Data in this exercise:
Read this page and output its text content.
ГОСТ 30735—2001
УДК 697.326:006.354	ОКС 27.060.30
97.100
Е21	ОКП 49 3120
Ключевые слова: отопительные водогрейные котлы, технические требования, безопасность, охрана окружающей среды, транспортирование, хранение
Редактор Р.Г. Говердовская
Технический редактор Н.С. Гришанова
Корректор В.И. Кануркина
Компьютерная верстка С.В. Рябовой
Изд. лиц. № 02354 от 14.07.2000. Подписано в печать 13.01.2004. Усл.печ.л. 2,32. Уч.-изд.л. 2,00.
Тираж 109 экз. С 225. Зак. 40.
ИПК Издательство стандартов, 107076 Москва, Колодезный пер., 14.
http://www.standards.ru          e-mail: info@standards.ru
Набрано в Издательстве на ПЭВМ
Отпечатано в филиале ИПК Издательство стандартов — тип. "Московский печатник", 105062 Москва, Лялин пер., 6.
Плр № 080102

Stated task: Look through the listing above. Pick out each line with "Москва" and copy it.

Solution for this problem:
ИПК Издательство стандартов, 107076 Москва, Колодезный пер., 14.
Отпечатано в филиале ИПК Издательство стандартов — тип. "Московский печатник", 105062 Москва, Лялин пер., 6.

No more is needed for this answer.